Exercise directions:
Skip the pictures. Repeat everything else in the records word for word.

* BEGIN Records to use *

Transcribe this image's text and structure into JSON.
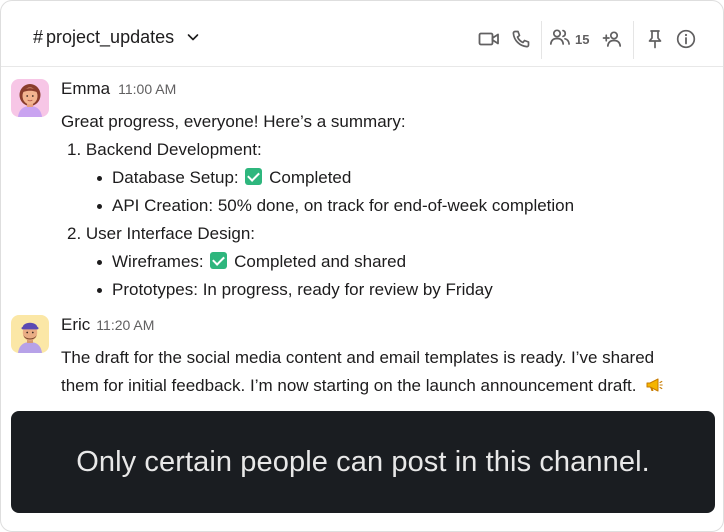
{
  "header": {
    "channel_prefix": "#",
    "channel_name": "project_updates",
    "member_count": "15"
  },
  "messages": [
    {
      "author": "Emma",
      "time": "11:00 AM",
      "avatar": "emma-avatar",
      "lines": {
        "intro": "Great progress, everyone! Here’s a summary:",
        "item1": "1. Backend Development:",
        "item1_a": "Database Setup:",
        "item1_a_status": "Completed",
        "item1_b": "API Creation: 50% done, on track for end-of-week completion",
        "item2": "2. User Interface Design:",
        "item2_a": "Wireframes:",
        "item2_a_status": "Completed and shared",
        "item2_b": "Prototypes: In progress, ready for review by Friday"
      }
    },
    {
      "author": "Eric",
      "time": "11:20 AM",
      "avatar": "eric-avatar",
      "lines": {
        "line1": "The draft for the social media content and email templates is ready. I’ve shared",
        "line2": "them for initial feedback. I’m now starting on the launch announcement draft."
      }
    }
  ],
  "banner": {
    "text": "Only certain people can post in this channel."
  },
  "icons": {
    "check": "white-check-mark-icon",
    "megaphone": "megaphone-icon"
  },
  "colors": {
    "banner_bg": "#1a1d21",
    "check_green": "#2eb67d",
    "icon_gray": "#616061"
  }
}
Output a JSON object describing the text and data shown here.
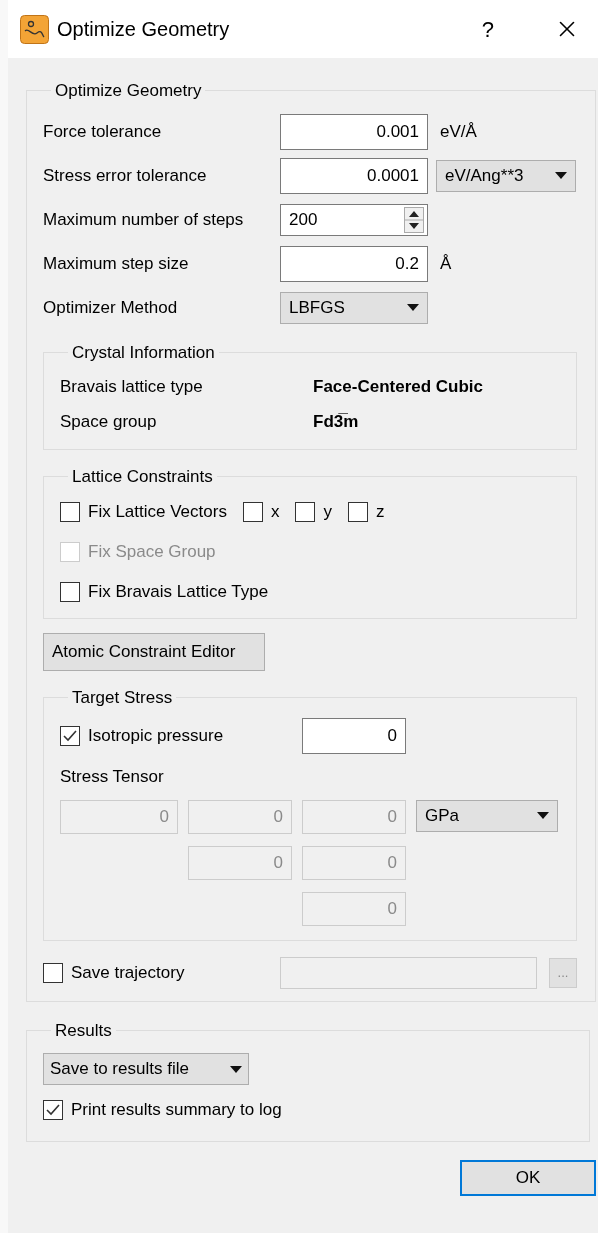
{
  "window": {
    "title": "Optimize Geometry",
    "help": "?"
  },
  "optimize": {
    "legend": "Optimize Geometry",
    "params": [
      {
        "kind": "text",
        "label": "Force tolerance",
        "value": "0.001",
        "unit": "eV/Å"
      },
      {
        "kind": "text_combo",
        "label": "Stress error tolerance",
        "value": "0.0001",
        "unit": "eV/Ang**3"
      },
      {
        "kind": "spin",
        "label": "Maximum number of steps",
        "value": "200"
      },
      {
        "kind": "text",
        "label": "Maximum step size",
        "value": "0.2",
        "unit": "Å"
      },
      {
        "kind": "combo",
        "label": "Optimizer Method",
        "value": "LBFGS"
      }
    ],
    "crystal": {
      "legend": "Crystal Information",
      "rows": [
        {
          "label": "Bravais lattice type",
          "value": "Face-Centered Cubic"
        },
        {
          "label": "Space group",
          "value": "Fd3̅m"
        }
      ]
    },
    "lattice": {
      "legend": "Lattice Constraints",
      "options": [
        {
          "label": "Fix Lattice Vectors",
          "checked": false,
          "disabled": false,
          "axes": [
            {
              "label": "x",
              "checked": false
            },
            {
              "label": "y",
              "checked": false
            },
            {
              "label": "z",
              "checked": false
            }
          ]
        },
        {
          "label": "Fix Space Group",
          "checked": false,
          "disabled": true
        },
        {
          "label": "Fix Bravais Lattice Type",
          "checked": false,
          "disabled": false
        }
      ]
    },
    "atomic_button": "Atomic Constraint Editor",
    "target_stress": {
      "legend": "Target Stress",
      "isotropic": {
        "label": "Isotropic pressure",
        "checked": true,
        "value": "0"
      },
      "tensor_label": "Stress Tensor",
      "tensor": {
        "disabled": true,
        "rows": [
          [
            "0",
            "0",
            "0"
          ],
          [
            "",
            "0",
            "0"
          ],
          [
            "",
            "",
            "0"
          ]
        ]
      },
      "unit": "GPa"
    },
    "save_trajectory": {
      "label": "Save trajectory",
      "checked": false,
      "path_disabled": true,
      "browse": "..."
    }
  },
  "results": {
    "legend": "Results",
    "mode": "Save to results file",
    "print_summary": {
      "label": "Print results summary to log",
      "checked": true
    }
  },
  "ok": "OK"
}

* END Records to use *

Problem solution:
Transcribe this image's text and structure into JSON.
{
  "header": {
    "channel_prefix": "#",
    "channel_name": "project_updates",
    "member_count": "15"
  },
  "messages": [
    {
      "author": "Emma",
      "time": "11:00 AM",
      "avatar": "emma-avatar",
      "lines": {
        "intro": "Great progress, everyone! Here’s a summary:",
        "item1": "1. Backend Development:",
        "item1_a": "Database Setup:",
        "item1_a_status": "Completed",
        "item1_b": "API Creation: 50% done, on track for end-of-week completion",
        "item2": "2. User Interface Design:",
        "item2_a": "Wireframes:",
        "item2_a_status": "Completed and shared",
        "item2_b": "Prototypes: In progress, ready for review by Friday"
      }
    },
    {
      "author": "Eric",
      "time": "11:20 AM",
      "avatar": "eric-avatar",
      "lines": {
        "line1": "The draft for the social media content and email templates is ready. I’ve shared",
        "line2": "them for initial feedback. I’m now starting on the launch announcement draft."
      }
    }
  ],
  "banner": {
    "text": "Only certain people can post in this channel."
  },
  "icons": {
    "check": "white-check-mark-icon",
    "megaphone": "megaphone-icon"
  },
  "colors": {
    "banner_bg": "#1a1d21",
    "check_green": "#2eb67d",
    "icon_gray": "#616061"
  }
}
Output a JSON object describing the text and data shown here.
{
  "window": {
    "title": "Optimize Geometry",
    "help": "?"
  },
  "optimize": {
    "legend": "Optimize Geometry",
    "params": [
      {
        "kind": "text",
        "label": "Force tolerance",
        "value": "0.001",
        "unit": "eV/Å"
      },
      {
        "kind": "text_combo",
        "label": "Stress error tolerance",
        "value": "0.0001",
        "unit": "eV/Ang**3"
      },
      {
        "kind": "spin",
        "label": "Maximum number of steps",
        "value": "200"
      },
      {
        "kind": "text",
        "label": "Maximum step size",
        "value": "0.2",
        "unit": "Å"
      },
      {
        "kind": "combo",
        "label": "Optimizer Method",
        "value": "LBFGS"
      }
    ],
    "crystal": {
      "legend": "Crystal Information",
      "rows": [
        {
          "label": "Bravais lattice type",
          "value": "Face-Centered Cubic"
        },
        {
          "label": "Space group",
          "value": "Fd3̅m"
        }
      ]
    },
    "lattice": {
      "legend": "Lattice Constraints",
      "options": [
        {
          "label": "Fix Lattice Vectors",
          "checked": false,
          "disabled": false,
          "axes": [
            {
              "label": "x",
              "checked": false
            },
            {
              "label": "y",
              "checked": false
            },
            {
              "label": "z",
              "checked": false
            }
          ]
        },
        {
          "label": "Fix Space Group",
          "checked": false,
          "disabled": true
        },
        {
          "label": "Fix Bravais Lattice Type",
          "checked": false,
          "disabled": false
        }
      ]
    },
    "atomic_button": "Atomic Constraint Editor",
    "target_stress": {
      "legend": "Target Stress",
      "isotropic": {
        "label": "Isotropic pressure",
        "checked": true,
        "value": "0"
      },
      "tensor_label": "Stress Tensor",
      "tensor": {
        "disabled": true,
        "rows": [
          [
            "0",
            "0",
            "0"
          ],
          [
            "",
            "0",
            "0"
          ],
          [
            "",
            "",
            "0"
          ]
        ]
      },
      "unit": "GPa"
    },
    "save_trajectory": {
      "label": "Save trajectory",
      "checked": false,
      "path_disabled": true,
      "browse": "..."
    }
  },
  "results": {
    "legend": "Results",
    "mode": "Save to results file",
    "print_summary": {
      "label": "Print results summary to log",
      "checked": true
    }
  },
  "ok": "OK"
}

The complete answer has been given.